§ **The request**
Quote all of the data exactly as given. Skip every picture it contains.

------ Data shown ------

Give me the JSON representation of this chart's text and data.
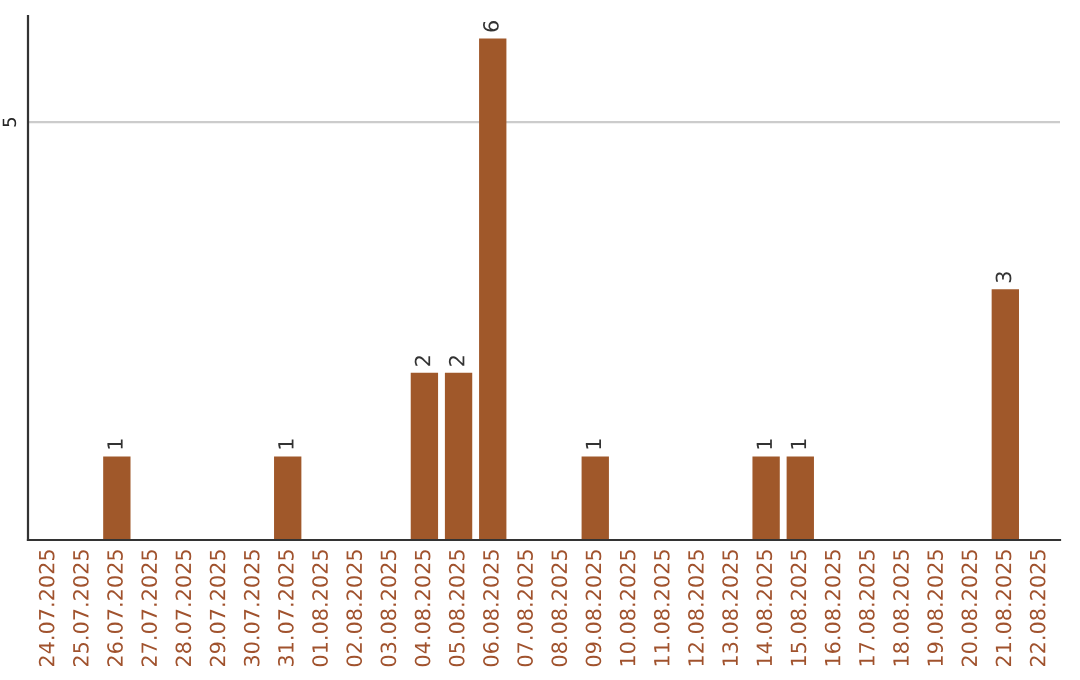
{
  "chart_data": {
    "type": "bar",
    "categories": [
      "24.07.2025",
      "25.07.2025",
      "26.07.2025",
      "27.07.2025",
      "28.07.2025",
      "29.07.2025",
      "30.07.2025",
      "31.07.2025",
      "01.08.2025",
      "02.08.2025",
      "03.08.2025",
      "04.08.2025",
      "05.08.2025",
      "06.08.2025",
      "07.08.2025",
      "08.08.2025",
      "09.08.2025",
      "10.08.2025",
      "11.08.2025",
      "12.08.2025",
      "13.08.2025",
      "14.08.2025",
      "15.08.2025",
      "16.08.2025",
      "17.08.2025",
      "18.08.2025",
      "19.08.2025",
      "20.08.2025",
      "21.08.2025",
      "22.08.2025"
    ],
    "values": [
      0,
      0,
      1,
      0,
      0,
      0,
      0,
      1,
      0,
      0,
      0,
      2,
      2,
      6,
      0,
      0,
      1,
      0,
      0,
      0,
      0,
      1,
      1,
      0,
      0,
      0,
      0,
      0,
      3,
      0
    ],
    "value_labels": [
      null,
      null,
      "1",
      null,
      null,
      null,
      null,
      "1",
      null,
      null,
      null,
      "2",
      "2",
      "6",
      null,
      null,
      "1",
      null,
      null,
      null,
      null,
      "1",
      "1",
      null,
      null,
      null,
      null,
      null,
      "3",
      null
    ],
    "color": "#a0582a",
    "ylim": [
      0,
      6.27
    ],
    "yticks": [
      5
    ],
    "grid": "y",
    "legend": false
  }
}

------

§ **The solution**
Give me the JSON representation of this chart's text and data.
{
  "chart_data": {
    "type": "bar",
    "categories": [
      "24.07.2025",
      "25.07.2025",
      "26.07.2025",
      "27.07.2025",
      "28.07.2025",
      "29.07.2025",
      "30.07.2025",
      "31.07.2025",
      "01.08.2025",
      "02.08.2025",
      "03.08.2025",
      "04.08.2025",
      "05.08.2025",
      "06.08.2025",
      "07.08.2025",
      "08.08.2025",
      "09.08.2025",
      "10.08.2025",
      "11.08.2025",
      "12.08.2025",
      "13.08.2025",
      "14.08.2025",
      "15.08.2025",
      "16.08.2025",
      "17.08.2025",
      "18.08.2025",
      "19.08.2025",
      "20.08.2025",
      "21.08.2025",
      "22.08.2025"
    ],
    "values": [
      0,
      0,
      1,
      0,
      0,
      0,
      0,
      1,
      0,
      0,
      0,
      2,
      2,
      6,
      0,
      0,
      1,
      0,
      0,
      0,
      0,
      1,
      1,
      0,
      0,
      0,
      0,
      0,
      3,
      0
    ],
    "value_labels": [
      null,
      null,
      "1",
      null,
      null,
      null,
      null,
      "1",
      null,
      null,
      null,
      "2",
      "2",
      "6",
      null,
      null,
      "1",
      null,
      null,
      null,
      null,
      "1",
      "1",
      null,
      null,
      null,
      null,
      null,
      "3",
      null
    ],
    "color": "#a0582a",
    "ylim": [
      0,
      6.27
    ],
    "yticks": [
      5
    ],
    "grid": "y",
    "legend": false
  }
}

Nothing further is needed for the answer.